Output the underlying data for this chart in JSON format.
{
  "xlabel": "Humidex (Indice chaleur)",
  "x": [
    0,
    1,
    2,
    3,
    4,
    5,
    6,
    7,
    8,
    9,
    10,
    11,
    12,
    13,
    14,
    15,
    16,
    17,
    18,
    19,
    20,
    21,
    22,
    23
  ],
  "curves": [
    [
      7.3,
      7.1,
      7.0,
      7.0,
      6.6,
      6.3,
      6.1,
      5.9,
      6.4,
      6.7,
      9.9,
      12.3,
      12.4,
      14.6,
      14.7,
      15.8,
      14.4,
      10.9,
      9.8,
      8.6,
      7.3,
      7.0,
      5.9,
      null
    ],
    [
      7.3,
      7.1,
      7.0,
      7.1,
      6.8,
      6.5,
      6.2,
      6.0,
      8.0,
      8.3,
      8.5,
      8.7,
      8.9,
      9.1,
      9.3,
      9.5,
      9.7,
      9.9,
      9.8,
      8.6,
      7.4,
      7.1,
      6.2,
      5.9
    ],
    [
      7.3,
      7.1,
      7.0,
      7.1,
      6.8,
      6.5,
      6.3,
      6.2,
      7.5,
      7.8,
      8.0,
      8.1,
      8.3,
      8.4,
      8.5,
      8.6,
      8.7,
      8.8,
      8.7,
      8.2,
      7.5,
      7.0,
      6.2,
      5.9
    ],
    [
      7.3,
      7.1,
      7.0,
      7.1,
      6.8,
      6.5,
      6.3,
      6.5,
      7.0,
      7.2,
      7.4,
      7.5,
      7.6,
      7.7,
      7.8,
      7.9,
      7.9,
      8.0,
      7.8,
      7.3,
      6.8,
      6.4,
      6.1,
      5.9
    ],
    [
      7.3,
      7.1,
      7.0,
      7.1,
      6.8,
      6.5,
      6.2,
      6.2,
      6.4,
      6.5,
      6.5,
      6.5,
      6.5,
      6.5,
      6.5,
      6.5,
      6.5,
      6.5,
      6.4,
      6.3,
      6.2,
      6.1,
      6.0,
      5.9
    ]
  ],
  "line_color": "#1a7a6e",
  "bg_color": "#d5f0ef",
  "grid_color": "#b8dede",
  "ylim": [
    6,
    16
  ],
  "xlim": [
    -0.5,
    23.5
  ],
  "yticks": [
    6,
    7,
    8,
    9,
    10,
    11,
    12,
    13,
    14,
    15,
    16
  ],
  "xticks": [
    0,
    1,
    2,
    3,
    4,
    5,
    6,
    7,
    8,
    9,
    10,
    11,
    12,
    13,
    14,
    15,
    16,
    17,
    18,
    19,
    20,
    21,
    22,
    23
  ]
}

### The problem
Reproduce all the data word for word.

### Response
Output the underlying data for this chart in JSON format.
{
  "xlabel": "Humidex (Indice chaleur)",
  "x": [
    0,
    1,
    2,
    3,
    4,
    5,
    6,
    7,
    8,
    9,
    10,
    11,
    12,
    13,
    14,
    15,
    16,
    17,
    18,
    19,
    20,
    21,
    22,
    23
  ],
  "curves": [
    [
      7.3,
      7.1,
      7.0,
      7.0,
      6.6,
      6.3,
      6.1,
      5.9,
      6.4,
      6.7,
      9.9,
      12.3,
      12.4,
      14.6,
      14.7,
      15.8,
      14.4,
      10.9,
      9.8,
      8.6,
      7.3,
      7.0,
      5.9,
      null
    ],
    [
      7.3,
      7.1,
      7.0,
      7.1,
      6.8,
      6.5,
      6.2,
      6.0,
      8.0,
      8.3,
      8.5,
      8.7,
      8.9,
      9.1,
      9.3,
      9.5,
      9.7,
      9.9,
      9.8,
      8.6,
      7.4,
      7.1,
      6.2,
      5.9
    ],
    [
      7.3,
      7.1,
      7.0,
      7.1,
      6.8,
      6.5,
      6.3,
      6.2,
      7.5,
      7.8,
      8.0,
      8.1,
      8.3,
      8.4,
      8.5,
      8.6,
      8.7,
      8.8,
      8.7,
      8.2,
      7.5,
      7.0,
      6.2,
      5.9
    ],
    [
      7.3,
      7.1,
      7.0,
      7.1,
      6.8,
      6.5,
      6.3,
      6.5,
      7.0,
      7.2,
      7.4,
      7.5,
      7.6,
      7.7,
      7.8,
      7.9,
      7.9,
      8.0,
      7.8,
      7.3,
      6.8,
      6.4,
      6.1,
      5.9
    ],
    [
      7.3,
      7.1,
      7.0,
      7.1,
      6.8,
      6.5,
      6.2,
      6.2,
      6.4,
      6.5,
      6.5,
      6.5,
      6.5,
      6.5,
      6.5,
      6.5,
      6.5,
      6.5,
      6.4,
      6.3,
      6.2,
      6.1,
      6.0,
      5.9
    ]
  ],
  "line_color": "#1a7a6e",
  "bg_color": "#d5f0ef",
  "grid_color": "#b8dede",
  "ylim": [
    6,
    16
  ],
  "xlim": [
    -0.5,
    23.5
  ],
  "yticks": [
    6,
    7,
    8,
    9,
    10,
    11,
    12,
    13,
    14,
    15,
    16
  ],
  "xticks": [
    0,
    1,
    2,
    3,
    4,
    5,
    6,
    7,
    8,
    9,
    10,
    11,
    12,
    13,
    14,
    15,
    16,
    17,
    18,
    19,
    20,
    21,
    22,
    23
  ]
}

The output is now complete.